## [Work instructions]
Repeat every line exactly, keeping the pictures out of the copy.
begin The input
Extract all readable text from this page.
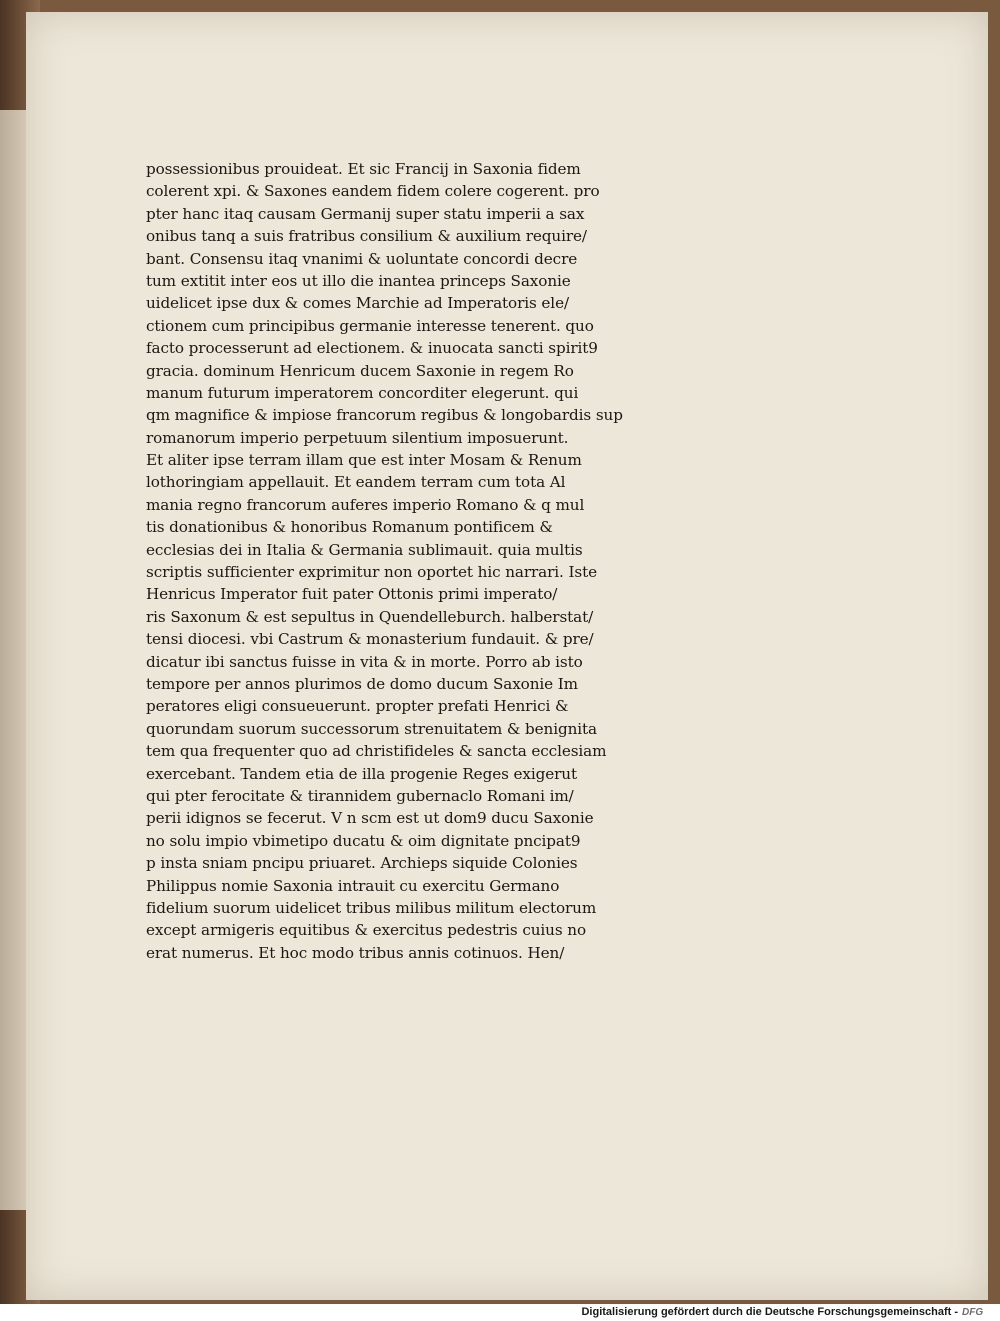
possessionibus prouideat. Et sic Francij in Saxonia fidem
colerent xpi. & Saxones eandem fidem colere cogerent. pro
pter hanc itaq causam Germanij super statu imperii a sax
onibus tanq a suis fratribus consilium & auxilium require/
bant. Consensu itaq vnanimi & uoluntate concordi decre
tum extitit inter eos ut illo die inantea princeps Saxonie
uidelicet ipse dux & comes Marchie ad Imperatoris ele/
ctionem cum principibus germanie interesse tenerent. quo
facto processerunt ad electionem. & inuocata sancti spirit9
gracia. dominum Henricum ducem Saxonie in regem Ro
manum futurum imperatorem concorditer elegerunt. qui
qm magnifice & impiose francorum regibus & longobardis sup
romanorum imperio perpetuum silentium imposuerunt.
Et aliter ipse terram illam que est inter Mosam & Renum
lothoringiam appellauit. Et eandem terram cum tota Al
mania regno francorum auferes imperio Romano & q mul
tis donationibus & honoribus Romanum pontificem &
ecclesias dei in Italia & Germania sublimauit. quia multis
scriptis sufficienter exprimitur non oportet hic narrari. Iste
Henricus Imperator fuit pater Ottonis primi imperato/
ris Saxonum & est sepultus in Quendelleburch. halberstat/
tensi diocesi. vbi Castrum & monasterium fundauit. & pre/
dicatur ibi sanctus fuisse in vita & in morte. Porro ab isto
tempore per annos plurimos de domo ducum Saxonie Im
peratores eligi consueuerunt. propter prefati Henrici &
quorundam suorum successorum strenuitatem & benignita
tem qua frequenter quo ad christifideles & sancta ecclesiam
exercebant. Tandem etia de illa progenie Reges exigerut
qui pter ferocitate & tirannidem gubernaclo Romani im/
perii idignos se fecerut. V n scm est ut dom9 ducu Saxonie
no solu impio vbimetipo ducatu & oim dignitate pncipat9
p insta sniam pncipu priuaret. Archieps siquide Colonies
Philippus nomie Saxonia intrauit cu exercitu Germano
fidelium suorum uidelicet tribus milibus militum electorum
except armigeris equitibus & exercitus pedestris cuius no
erat numerus. Et hoc modo tribus annis cotinuos. Hen/
Digitalisierung gefördert durch die Deutsche Forschungsgemeinschaft - DFG
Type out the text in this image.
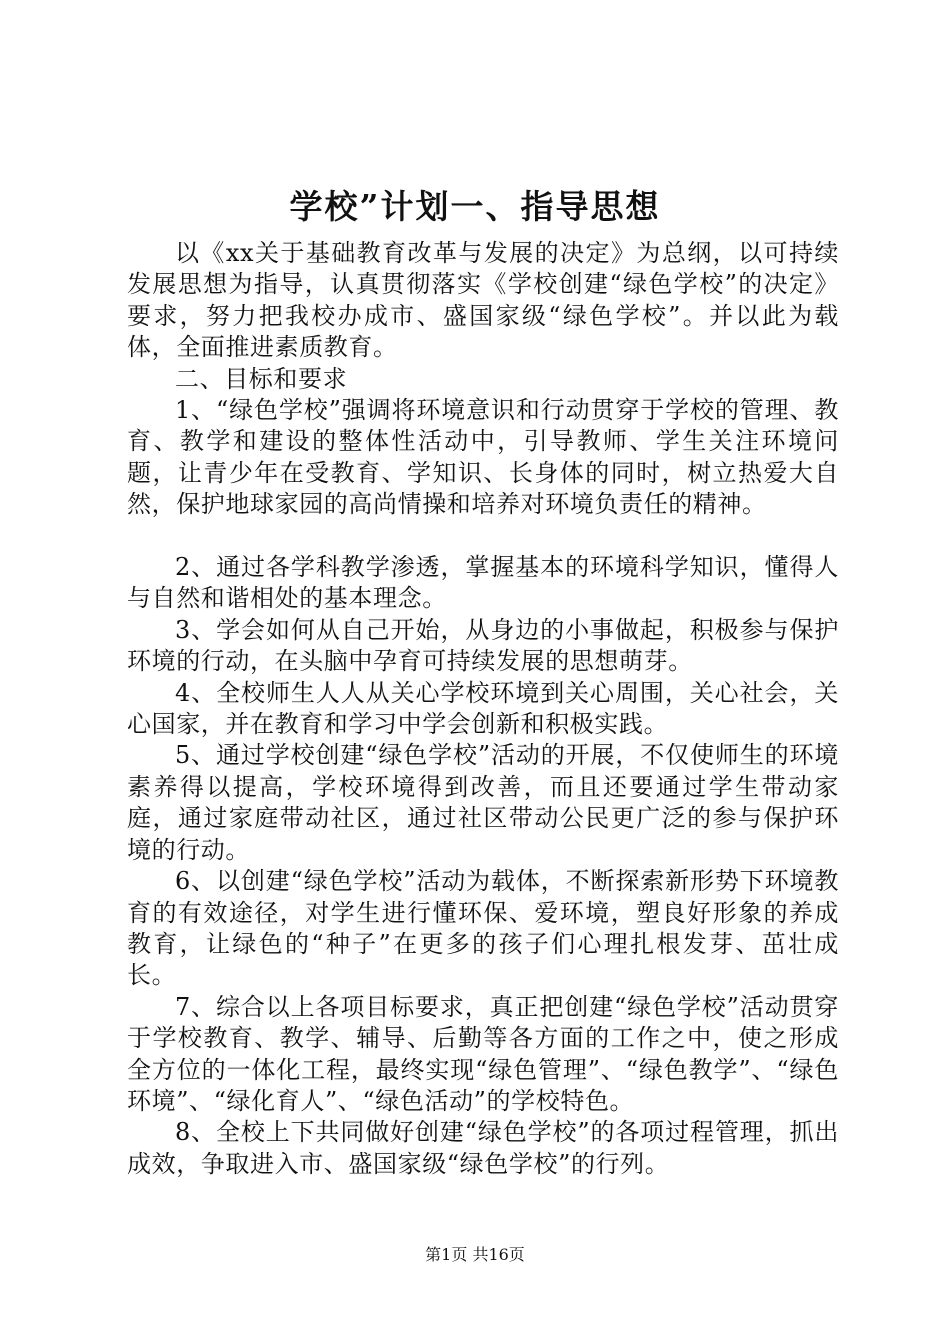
学校”计划一、指导思想

以《xx关于基础教育改革与发展的决定》为总纲，以可持续发展思想为指导，认真贯彻落实《学校创建“绿色学校”的决定》要求，努力把我校办成市、盛国家级“绿色学校”。并以此为载体，全面推进素质教育。

二、目标和要求

1、“绿色学校”强调将环境意识和行动贯穿于学校的管理、教育、教学和建设的整体性活动中，引导教师、学生关注环境问题，让青少年在受教育、学知识、长身体的同时，树立热爱大自然，保护地球家园的高尚情操和培养对环境负责任的精神。

2、通过各学科教学渗透，掌握基本的环境科学知识，懂得人与自然和谐相处的基本理念。

3、学会如何从自己开始，从身边的小事做起，积极参与保护环境的行动，在头脑中孕育可持续发展的思想萌芽。

4、全校师生人人从关心学校环境到关心周围，关心社会，关心国家，并在教育和学习中学会创新和积极实践。

5、通过学校创建“绿色学校”活动的开展，不仅使师生的环境素养得以提高，学校环境得到改善，而且还要通过学生带动家庭，通过家庭带动社区，通过社区带动公民更广泛的参与保护环境的行动。

6、以创建“绿色学校”活动为载体，不断探索新形势下环境教育的有效途径，对学生进行懂环保、爱环境，塑良好形象的养成教育，让绿色的“种子”在更多的孩子们心理扎根发芽、茁壮成长。

7、综合以上各项目标要求，真正把创建“绿色学校”活动贯穿于学校教育、教学、辅导、后勤等各方面的工作之中，使之形成全方位的一体化工程，最终实现“绿色管理”、“绿色教学”、“绿色环境”、“绿化育人”、“绿色活动”的学校特色。

8、全校上下共同做好创建“绿色学校”的各项过程管理，抓出成效，争取进入市、盛国家级“绿色学校”的行列。

第1页 共16页
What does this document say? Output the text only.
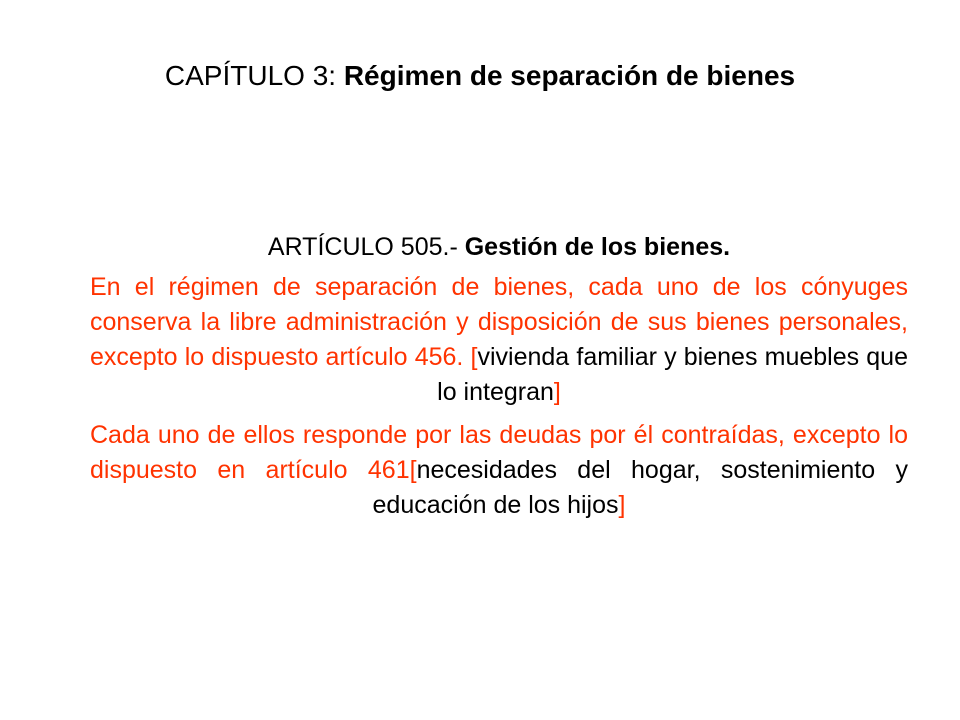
CAPÍTULO 3: Régimen de separación de bienes
ARTÍCULO 505.- Gestión de los bienes.

En el régimen de separación de bienes, cada uno de los cónyuges conserva la libre administración y disposición de sus bienes personales, excepto lo dispuesto artículo 456. [vivienda familiar y bienes muebles que lo integran]

Cada uno de ellos responde por las deudas por él contraídas, excepto lo dispuesto en artículo 461[necesidades del hogar, sostenimiento y educación de los hijos]
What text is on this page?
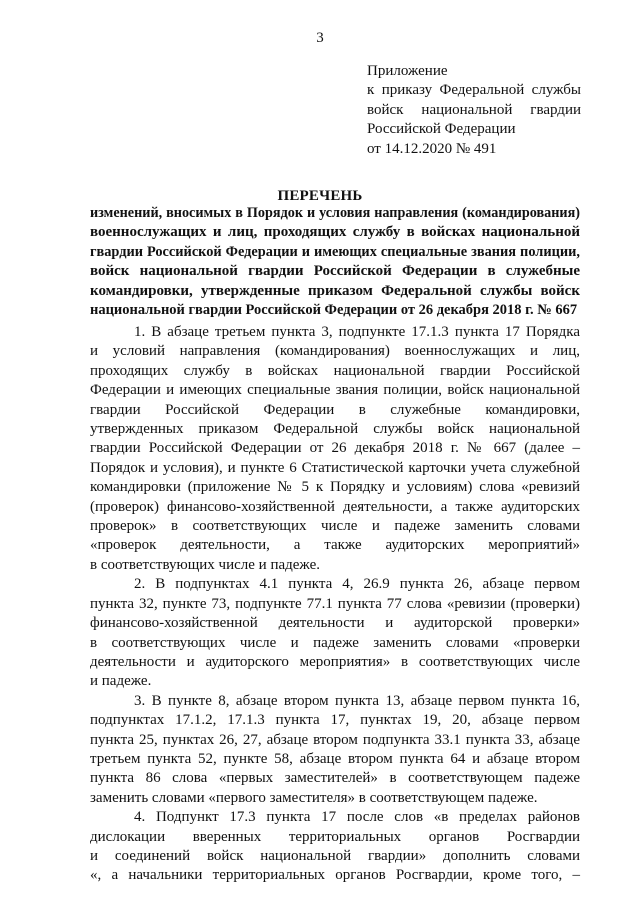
3
Приложение
к приказу Федеральной службы
войск национальной гвардии
Российской Федерации
от 14.12.2020 № 491
ПЕРЕЧЕНЬ
изменений, вносимых в Порядок и условия направления (командирования)
военнослужащих и лиц, проходящих службу в войсках национальной
гвардии Российской Федерации и имеющих специальные звания полиции,
войск национальной гвардии Российской Федерации в служебные
командировки, утвержденные приказом Федеральной службы войск
национальной гвардии Российской Федерации от 26 декабря 2018 г. № 667
1. В абзаце третьем пункта 3, подпункте 17.1.3 пункта 17 Порядка
и условий направления (командирования) военнослужащих и лиц,
проходящих службу в войсках национальной гвардии Российской
Федерации и имеющих специальные звания полиции, войск национальной
гвардии Российской Федерации в служебные командировки,
утвержденных приказом Федеральной службы войск национальной
гвардии Российской Федерации от 26 декабря 2018 г. № 667 (далее –
Порядок и условия), и пункте 6 Статистической карточки учета служебной
командировки (приложение № 5 к Порядку и условиям) слова «ревизий
(проверок) финансово-хозяйственной деятельности, а также аудиторских
проверок» в соответствующих числе и падеже заменить словами
«проверок деятельности, а также аудиторских мероприятий»
в соответствующих числе и падеже.
2. В подпунктах 4.1 пункта 4, 26.9 пункта 26, абзаце первом
пункта 32, пункте 73, подпункте 77.1 пункта 77 слова «ревизии (проверки)
финансово-хозяйственной деятельности и аудиторской проверки»
в соответствующих числе и падеже заменить словами «проверки
деятельности и аудиторского мероприятия» в соответствующих числе
и падеже.
3. В пункте 8, абзаце втором пункта 13, абзаце первом пункта 16,
подпунктах 17.1.2, 17.1.3 пункта 17, пунктах 19, 20, абзаце первом
пункта 25, пунктах 26, 27, абзаце втором подпункта 33.1 пункта 33, абзаце
третьем пункта 52, пункте 58, абзаце втором пункта 64 и абзаце втором
пункта 86 слова «первых заместителей» в соответствующем падеже
заменить словами «первого заместителя» в соответствующем падеже.
4. Подпункт 17.3 пункта 17 после слов «в пределах районов
дислокации вверенных территориальных органов Росгвардии
и соединений войск национальной гвардии» дополнить словами
«, а начальники территориальных органов Росгвардии, кроме того, –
end The input
## [Expected answer]
Extract all readable text from this page.
possessionibus prouideat. Et sic Francij in Saxonia fidem
colerent xpi. & Saxones eandem fidem colere cogerent. pro
pter hanc itaq causam Germanij super statu imperii a sax
onibus tanq a suis fratribus consilium & auxilium require/
bant. Consensu itaq vnanimi & uoluntate concordi decre
tum extitit inter eos ut illo die inantea princeps Saxonie
uidelicet ipse dux & comes Marchie ad Imperatoris ele/
ctionem cum principibus germanie interesse tenerent. quo
facto processerunt ad electionem. & inuocata sancti spirit9
gracia. dominum Henricum ducem Saxonie in regem Ro
manum futurum imperatorem concorditer elegerunt. qui
qm magnifice & impiose francorum regibus & longobardis sup
romanorum imperio perpetuum silentium imposuerunt.
Et aliter ipse terram illam que est inter Mosam & Renum
lothoringiam appellauit. Et eandem terram cum tota Al
mania regno francorum auferes imperio Romano & q mul
tis donationibus & honoribus Romanum pontificem &
ecclesias dei in Italia & Germania sublimauit. quia multis
scriptis sufficienter exprimitur non oportet hic narrari. Iste
Henricus Imperator fuit pater Ottonis primi imperato/
ris Saxonum & est sepultus in Quendelleburch. halberstat/
tensi diocesi. vbi Castrum & monasterium fundauit. & pre/
dicatur ibi sanctus fuisse in vita & in morte. Porro ab isto
tempore per annos plurimos de domo ducum Saxonie Im
peratores eligi consueuerunt. propter prefati Henrici &
quorundam suorum successorum strenuitatem & benignita
tem qua frequenter quo ad christifideles & sancta ecclesiam
exercebant. Tandem etia de illa progenie Reges exigerut
qui pter ferocitate & tirannidem gubernaclo Romani im/
perii idignos se fecerut. V n scm est ut dom9 ducu Saxonie
no solu impio vbimetipo ducatu & oim dignitate pncipat9
p insta sniam pncipu priuaret. Archieps siquide Colonies
Philippus nomie Saxonia intrauit cu exercitu Germano
fidelium suorum uidelicet tribus milibus militum electorum
except armigeris equitibus & exercitus pedestris cuius no
erat numerus. Et hoc modo tribus annis cotinuos. Hen/
Digitalisierung gefördert durch die Deutsche Forschungsgemeinschaft - DFG
Type out the text in this image.
学校”计划一、指导思想

以《xx关于基础教育改革与发展的决定》为总纲，以可持续发展思想为指导，认真贯彻落实《学校创建“绿色学校”的决定》要求，努力把我校办成市、盛国家级“绿色学校”。并以此为载体，全面推进素质教育。

二、目标和要求

1、“绿色学校”强调将环境意识和行动贯穿于学校的管理、教育、教学和建设的整体性活动中，引导教师、学生关注环境问题，让青少年在受教育、学知识、长身体的同时，树立热爱大自然，保护地球家园的高尚情操和培养对环境负责任的精神。

2、通过各学科教学渗透，掌握基本的环境科学知识，懂得人与自然和谐相处的基本理念。

3、学会如何从自己开始，从身边的小事做起，积极参与保护环境的行动，在头脑中孕育可持续发展的思想萌芽。

4、全校师生人人从关心学校环境到关心周围，关心社会，关心国家，并在教育和学习中学会创新和积极实践。

5、通过学校创建“绿色学校”活动的开展，不仅使师生的环境素养得以提高，学校环境得到改善，而且还要通过学生带动家庭，通过家庭带动社区，通过社区带动公民更广泛的参与保护环境的行动。

6、以创建“绿色学校”活动为载体，不断探索新形势下环境教育的有效途径，对学生进行懂环保、爱环境，塑良好形象的养成教育，让绿色的“种子”在更多的孩子们心理扎根发芽、茁壮成长。

7、综合以上各项目标要求，真正把创建“绿色学校”活动贯穿于学校教育、教学、辅导、后勤等各方面的工作之中，使之形成全方位的一体化工程，最终实现“绿色管理”、“绿色教学”、“绿色环境”、“绿化育人”、“绿色活动”的学校特色。

8、全校上下共同做好创建“绿色学校”的各项过程管理，抓出成效，争取进入市、盛国家级“绿色学校”的行列。

第1页 共16页
What does this document say? Output the text only.
CAPÍTULO 3: Régimen de separación de bienes
ARTÍCULO 505.- Gestión de los bienes.

En el régimen de separación de bienes, cada uno de los cónyuges conserva la libre administración y disposición de sus bienes personales, excepto lo dispuesto artículo 456. [vivienda familiar y bienes muebles que lo integran]

Cada uno de ellos responde por las deudas por él contraídas, excepto lo dispuesto en artículo 461[necesidades del hogar, sostenimiento y educación de los hijos]
What text is on this page?
3
Приложение
к приказу Федеральной службы
войск национальной гвардии
Российской Федерации
от 14.12.2020 № 491
ПЕРЕЧЕНЬ
изменений, вносимых в Порядок и условия направления (командирования)
военнослужащих и лиц, проходящих службу в войсках национальной
гвардии Российской Федерации и имеющих специальные звания полиции,
войск национальной гвардии Российской Федерации в служебные
командировки, утвержденные приказом Федеральной службы войск
национальной гвардии Российской Федерации от 26 декабря 2018 г. № 667
1. В абзаце третьем пункта 3, подпункте 17.1.3 пункта 17 Порядка
и условий направления (командирования) военнослужащих и лиц,
проходящих службу в войсках национальной гвардии Российской
Федерации и имеющих специальные звания полиции, войск национальной
гвардии Российской Федерации в служебные командировки,
утвержденных приказом Федеральной службы войск национальной
гвардии Российской Федерации от 26 декабря 2018 г. № 667 (далее –
Порядок и условия), и пункте 6 Статистической карточки учета служебной
командировки (приложение № 5 к Порядку и условиям) слова «ревизий
(проверок) финансово-хозяйственной деятельности, а также аудиторских
проверок» в соответствующих числе и падеже заменить словами
«проверок деятельности, а также аудиторских мероприятий»
в соответствующих числе и падеже.
2. В подпунктах 4.1 пункта 4, 26.9 пункта 26, абзаце первом
пункта 32, пункте 73, подпункте 77.1 пункта 77 слова «ревизии (проверки)
финансово-хозяйственной деятельности и аудиторской проверки»
в соответствующих числе и падеже заменить словами «проверки
деятельности и аудиторского мероприятия» в соответствующих числе
и падеже.
3. В пункте 8, абзаце втором пункта 13, абзаце первом пункта 16,
подпунктах 17.1.2, 17.1.3 пункта 17, пунктах 19, 20, абзаце первом
пункта 25, пунктах 26, 27, абзаце втором подпункта 33.1 пункта 33, абзаце
третьем пункта 52, пункте 58, абзаце втором пункта 64 и абзаце втором
пункта 86 слова «первых заместителей» в соответствующем падеже
заменить словами «первого заместителя» в соответствующем падеже.
4. Подпункт 17.3 пункта 17 после слов «в пределах районов
дислокации вверенных территориальных органов Росгвардии
и соединений войск национальной гвардии» дополнить словами
«, а начальники территориальных органов Росгвардии, кроме того, –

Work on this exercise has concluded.